Task statement:
Take the entries below and reproduce them word for word.

Record list:

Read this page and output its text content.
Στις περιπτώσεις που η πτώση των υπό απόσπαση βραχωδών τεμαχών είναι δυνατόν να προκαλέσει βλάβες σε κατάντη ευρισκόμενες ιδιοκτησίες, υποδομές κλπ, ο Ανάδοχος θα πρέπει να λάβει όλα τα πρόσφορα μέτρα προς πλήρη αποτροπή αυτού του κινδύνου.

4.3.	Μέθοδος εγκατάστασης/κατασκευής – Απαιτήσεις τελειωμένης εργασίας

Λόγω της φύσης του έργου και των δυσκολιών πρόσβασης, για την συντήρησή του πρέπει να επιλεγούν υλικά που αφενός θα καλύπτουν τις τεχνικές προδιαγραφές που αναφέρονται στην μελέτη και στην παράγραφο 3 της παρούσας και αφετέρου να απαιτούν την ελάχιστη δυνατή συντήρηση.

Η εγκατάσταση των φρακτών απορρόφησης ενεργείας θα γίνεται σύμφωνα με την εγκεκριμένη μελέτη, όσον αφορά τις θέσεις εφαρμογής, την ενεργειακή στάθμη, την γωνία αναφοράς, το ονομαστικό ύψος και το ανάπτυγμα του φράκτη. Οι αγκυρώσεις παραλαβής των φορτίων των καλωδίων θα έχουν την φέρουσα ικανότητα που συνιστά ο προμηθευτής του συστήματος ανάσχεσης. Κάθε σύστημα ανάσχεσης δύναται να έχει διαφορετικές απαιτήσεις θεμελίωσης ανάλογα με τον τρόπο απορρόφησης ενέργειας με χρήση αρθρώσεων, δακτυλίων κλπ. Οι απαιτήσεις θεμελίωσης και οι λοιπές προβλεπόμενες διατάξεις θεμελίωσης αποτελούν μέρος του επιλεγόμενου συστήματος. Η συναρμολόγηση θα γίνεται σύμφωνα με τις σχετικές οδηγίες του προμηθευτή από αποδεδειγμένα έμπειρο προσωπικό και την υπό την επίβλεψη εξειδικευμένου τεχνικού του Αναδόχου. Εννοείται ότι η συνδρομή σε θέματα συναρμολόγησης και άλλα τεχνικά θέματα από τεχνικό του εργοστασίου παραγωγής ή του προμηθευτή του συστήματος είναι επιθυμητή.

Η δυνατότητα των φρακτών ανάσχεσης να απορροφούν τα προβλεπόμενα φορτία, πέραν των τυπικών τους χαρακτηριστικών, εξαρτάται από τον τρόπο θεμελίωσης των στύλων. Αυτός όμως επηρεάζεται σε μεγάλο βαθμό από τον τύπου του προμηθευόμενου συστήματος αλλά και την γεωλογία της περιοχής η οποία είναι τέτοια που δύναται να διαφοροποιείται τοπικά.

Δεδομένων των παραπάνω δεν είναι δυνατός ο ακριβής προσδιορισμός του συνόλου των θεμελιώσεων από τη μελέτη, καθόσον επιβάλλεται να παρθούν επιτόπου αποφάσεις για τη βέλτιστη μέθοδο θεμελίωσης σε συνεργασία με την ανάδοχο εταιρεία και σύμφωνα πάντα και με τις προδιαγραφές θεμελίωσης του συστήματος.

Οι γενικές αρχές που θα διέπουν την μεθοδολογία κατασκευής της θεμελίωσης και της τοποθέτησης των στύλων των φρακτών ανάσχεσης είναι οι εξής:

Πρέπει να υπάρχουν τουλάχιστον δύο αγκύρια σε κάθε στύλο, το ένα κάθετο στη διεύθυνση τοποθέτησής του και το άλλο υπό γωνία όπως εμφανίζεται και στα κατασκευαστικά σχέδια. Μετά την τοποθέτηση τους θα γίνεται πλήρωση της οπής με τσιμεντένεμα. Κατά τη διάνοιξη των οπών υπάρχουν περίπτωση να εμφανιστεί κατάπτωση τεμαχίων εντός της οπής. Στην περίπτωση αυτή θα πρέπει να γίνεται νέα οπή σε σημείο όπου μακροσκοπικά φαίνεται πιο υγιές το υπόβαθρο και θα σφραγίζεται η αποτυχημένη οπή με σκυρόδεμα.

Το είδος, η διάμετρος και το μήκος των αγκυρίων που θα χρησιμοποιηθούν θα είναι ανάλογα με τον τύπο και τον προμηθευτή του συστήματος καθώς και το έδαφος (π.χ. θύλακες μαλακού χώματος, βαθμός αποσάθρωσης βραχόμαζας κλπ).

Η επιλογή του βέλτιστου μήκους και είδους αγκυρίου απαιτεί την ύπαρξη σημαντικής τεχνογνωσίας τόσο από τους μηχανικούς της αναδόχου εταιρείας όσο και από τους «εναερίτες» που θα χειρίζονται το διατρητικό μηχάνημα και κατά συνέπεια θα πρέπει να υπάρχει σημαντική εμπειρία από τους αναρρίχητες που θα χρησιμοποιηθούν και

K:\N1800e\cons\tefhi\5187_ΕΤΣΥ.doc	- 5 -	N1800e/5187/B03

Complete response:
Read this page and output its text content.
Στις περιπτώσεις που η πτώση των υπό απόσπαση βραχωδών τεμαχών είναι δυνατόν να προκαλέσει βλάβες σε κατάντη ευρισκόμενες ιδιοκτησίες, υποδομές κλπ, ο Ανάδοχος θα πρέπει να λάβει όλα τα πρόσφορα μέτρα προς πλήρη αποτροπή αυτού του κινδύνου.

4.3.	Μέθοδος εγκατάστασης/κατασκευής – Απαιτήσεις τελειωμένης εργασίας

Λόγω της φύσης του έργου και των δυσκολιών πρόσβασης, για την συντήρησή του πρέπει να επιλεγούν υλικά που αφενός θα καλύπτουν τις τεχνικές προδιαγραφές που αναφέρονται στην μελέτη και στην παράγραφο 3 της παρούσας και αφετέρου να απαιτούν την ελάχιστη δυνατή συντήρηση.

Η εγκατάσταση των φρακτών απορρόφησης ενεργείας θα γίνεται σύμφωνα με την εγκεκριμένη μελέτη, όσον αφορά τις θέσεις εφαρμογής, την ενεργειακή στάθμη, την γωνία αναφοράς, το ονομαστικό ύψος και το ανάπτυγμα του φράκτη. Οι αγκυρώσεις παραλαβής των φορτίων των καλωδίων θα έχουν την φέρουσα ικανότητα που συνιστά ο προμηθευτής του συστήματος ανάσχεσης. Κάθε σύστημα ανάσχεσης δύναται να έχει διαφορετικές απαιτήσεις θεμελίωσης ανάλογα με τον τρόπο απορρόφησης ενέργειας με χρήση αρθρώσεων, δακτυλίων κλπ. Οι απαιτήσεις θεμελίωσης και οι λοιπές προβλεπόμενες διατάξεις θεμελίωσης αποτελούν μέρος του επιλεγόμενου συστήματος. Η συναρμολόγηση θα γίνεται σύμφωνα με τις σχετικές οδηγίες του προμηθευτή από αποδεδειγμένα έμπειρο προσωπικό και την υπό την επίβλεψη εξειδικευμένου τεχνικού του Αναδόχου. Εννοείται ότι η συνδρομή σε θέματα συναρμολόγησης και άλλα τεχνικά θέματα από τεχνικό του εργοστασίου παραγωγής ή του προμηθευτή του συστήματος είναι επιθυμητή.

Η δυνατότητα των φρακτών ανάσχεσης να απορροφούν τα προβλεπόμενα φορτία, πέραν των τυπικών τους χαρακτηριστικών, εξαρτάται από τον τρόπο θεμελίωσης των στύλων. Αυτός όμως επηρεάζεται σε μεγάλο βαθμό από τον τύπου του προμηθευόμενου συστήματος αλλά και την γεωλογία της περιοχής η οποία είναι τέτοια που δύναται να διαφοροποιείται τοπικά.

Δεδομένων των παραπάνω δεν είναι δυνατός ο ακριβής προσδιορισμός του συνόλου των θεμελιώσεων από τη μελέτη, καθόσον επιβάλλεται να παρθούν επιτόπου αποφάσεις για τη βέλτιστη μέθοδο θεμελίωσης σε συνεργασία με την ανάδοχο εταιρεία και σύμφωνα πάντα και με τις προδιαγραφές θεμελίωσης του συστήματος.

Οι γενικές αρχές που θα διέπουν την μεθοδολογία κατασκευής της θεμελίωσης και της τοποθέτησης των στύλων των φρακτών ανάσχεσης είναι οι εξής:

Πρέπει να υπάρχουν τουλάχιστον δύο αγκύρια σε κάθε στύλο, το ένα κάθετο στη διεύθυνση τοποθέτησής του και το άλλο υπό γωνία όπως εμφανίζεται και στα κατασκευαστικά σχέδια. Μετά την τοποθέτηση τους θα γίνεται πλήρωση της οπής με τσιμεντένεμα. Κατά τη διάνοιξη των οπών υπάρχουν περίπτωση να εμφανιστεί κατάπτωση τεμαχίων εντός της οπής. Στην περίπτωση αυτή θα πρέπει να γίνεται νέα οπή σε σημείο όπου μακροσκοπικά φαίνεται πιο υγιές το υπόβαθρο και θα σφραγίζεται η αποτυχημένη οπή με σκυρόδεμα.

Το είδος, η διάμετρος και το μήκος των αγκυρίων που θα χρησιμοποιηθούν θα είναι ανάλογα με τον τύπο και τον προμηθευτή του συστήματος καθώς και το έδαφος (π.χ. θύλακες μαλακού χώματος, βαθμός αποσάθρωσης βραχόμαζας κλπ).

Η επιλογή του βέλτιστου μήκους και είδους αγκυρίου απαιτεί την ύπαρξη σημαντικής τεχνογνωσίας τόσο από τους μηχανικούς της αναδόχου εταιρείας όσο και από τους «εναερίτες» που θα χειρίζονται το διατρητικό μηχάνημα και κατά συνέπεια θα πρέπει να υπάρχει σημαντική εμπειρία από τους αναρρίχητες που θα χρησιμοποιηθούν και

K:\N1800e\cons\tefhi\5187_ΕΤΣΥ.doc	- 5 -	N1800e/5187/B03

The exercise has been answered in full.